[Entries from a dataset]
┌──

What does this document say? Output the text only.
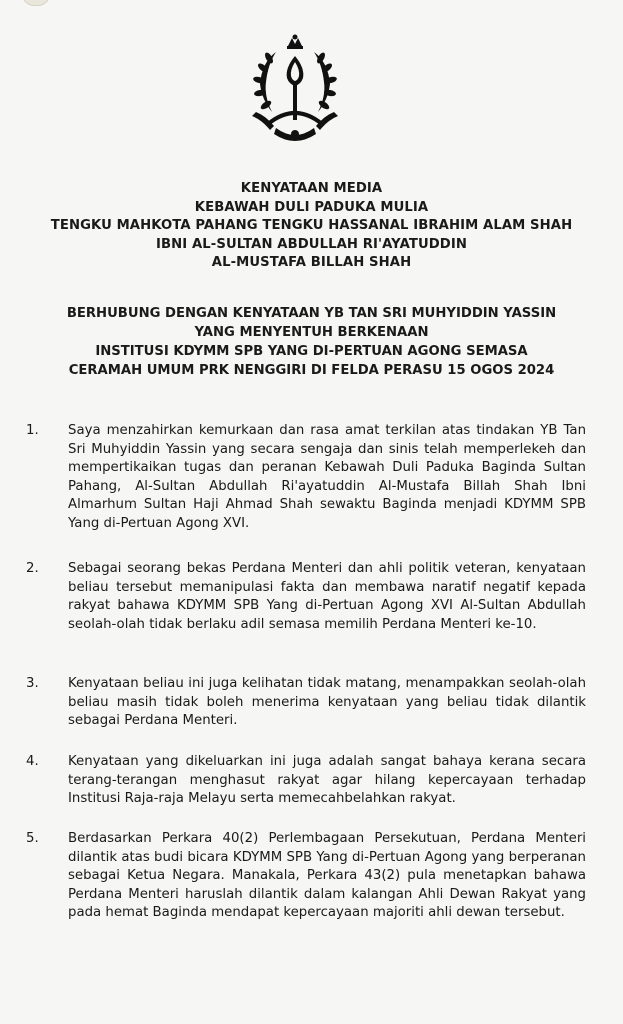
KENYATAAN MEDIA
KEBAWAH DULI PADUKA MULIA
TENGKU MAHKOTA PAHANG TENGKU HASSANAL IBRAHIM ALAM SHAH
IBNI AL-SULTAN ABDULLAH RI'AYATUDDIN
AL-MUSTAFA BILLAH SHAH
BERHUBUNG DENGAN KENYATAAN YB TAN SRI MUHYIDDIN YASSIN
YANG MENYENTUH BERKENAAN
INSTITUSI KDYMM SPB YANG DI-PERTUAN AGONG SEMASA
CERAMAH UMUM PRK NENGGIRI DI FELDA PERASU 15 OGOS 2024
1.	Saya menzahirkan kemurkaan dan rasa amat terkilan atas tindakan YB Tan Sri Muhyiddin Yassin yang secara sengaja dan sinis telah memperlekeh dan mempertikaikan tugas dan peranan Kebawah Duli Paduka Baginda Sultan Pahang, Al-Sultan Abdullah Ri'ayatuddin Al-Mustafa Billah Shah Ibni Almarhum Sultan Haji Ahmad Shah sewaktu Baginda menjadi KDYMM SPB Yang di-Pertuan Agong XVI.
2.	Sebagai seorang bekas Perdana Menteri dan ahli politik veteran, kenyataan beliau tersebut memanipulasi fakta dan membawa naratif negatif kepada rakyat bahawa KDYMM SPB Yang di-Pertuan Agong XVI Al-Sultan Abdullah seolah-olah tidak berlaku adil semasa memilih Perdana Menteri ke-10.
3.	Kenyataan beliau ini juga kelihatan tidak matang, menampakkan seolah-olah beliau masih tidak boleh menerima kenyataan yang beliau tidak dilantik sebagai Perdana Menteri.
4.	Kenyataan yang dikeluarkan ini juga adalah sangat bahaya kerana secara terang-terangan menghasut rakyat agar hilang kepercayaan terhadap Institusi Raja-raja Melayu serta memecahbelahkan rakyat.
5.	Berdasarkan Perkara 40(2) Perlembagaan Persekutuan, Perdana Menteri dilantik atas budi bicara KDYMM SPB Yang di-Pertuan Agong yang berperanan sebagai Ketua Negara. Manakala, Perkara 43(2) pula menetapkan bahawa Perdana Menteri haruslah dilantik dalam kalangan Ahli Dewan Rakyat yang pada hemat Baginda mendapat kepercayaan majoriti ahli dewan tersebut.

└──

Directions: Transcribe every entry above exactly. Omit all pictures.

The output:
What does this document say? Output the text only.
KENYATAAN MEDIA
KEBAWAH DULI PADUKA MULIA
TENGKU MAHKOTA PAHANG TENGKU HASSANAL IBRAHIM ALAM SHAH
IBNI AL-SULTAN ABDULLAH RI'AYATUDDIN
AL-MUSTAFA BILLAH SHAH
BERHUBUNG DENGAN KENYATAAN YB TAN SRI MUHYIDDIN YASSIN
YANG MENYENTUH BERKENAAN
INSTITUSI KDYMM SPB YANG DI-PERTUAN AGONG SEMASA
CERAMAH UMUM PRK NENGGIRI DI FELDA PERASU 15 OGOS 2024
1.	Saya menzahirkan kemurkaan dan rasa amat terkilan atas tindakan YB Tan Sri Muhyiddin Yassin yang secara sengaja dan sinis telah memperlekeh dan mempertikaikan tugas dan peranan Kebawah Duli Paduka Baginda Sultan Pahang, Al-Sultan Abdullah Ri'ayatuddin Al-Mustafa Billah Shah Ibni Almarhum Sultan Haji Ahmad Shah sewaktu Baginda menjadi KDYMM SPB Yang di-Pertuan Agong XVI.
2.	Sebagai seorang bekas Perdana Menteri dan ahli politik veteran, kenyataan beliau tersebut memanipulasi fakta dan membawa naratif negatif kepada rakyat bahawa KDYMM SPB Yang di-Pertuan Agong XVI Al-Sultan Abdullah seolah-olah tidak berlaku adil semasa memilih Perdana Menteri ke-10.
3.	Kenyataan beliau ini juga kelihatan tidak matang, menampakkan seolah-olah beliau masih tidak boleh menerima kenyataan yang beliau tidak dilantik sebagai Perdana Menteri.
4.	Kenyataan yang dikeluarkan ini juga adalah sangat bahaya kerana secara terang-terangan menghasut rakyat agar hilang kepercayaan terhadap Institusi Raja-raja Melayu serta memecahbelahkan rakyat.
5.	Berdasarkan Perkara 40(2) Perlembagaan Persekutuan, Perdana Menteri dilantik atas budi bicara KDYMM SPB Yang di-Pertuan Agong yang berperanan sebagai Ketua Negara. Manakala, Perkara 43(2) pula menetapkan bahawa Perdana Menteri haruslah dilantik dalam kalangan Ahli Dewan Rakyat yang pada hemat Baginda mendapat kepercayaan majoriti ahli dewan tersebut.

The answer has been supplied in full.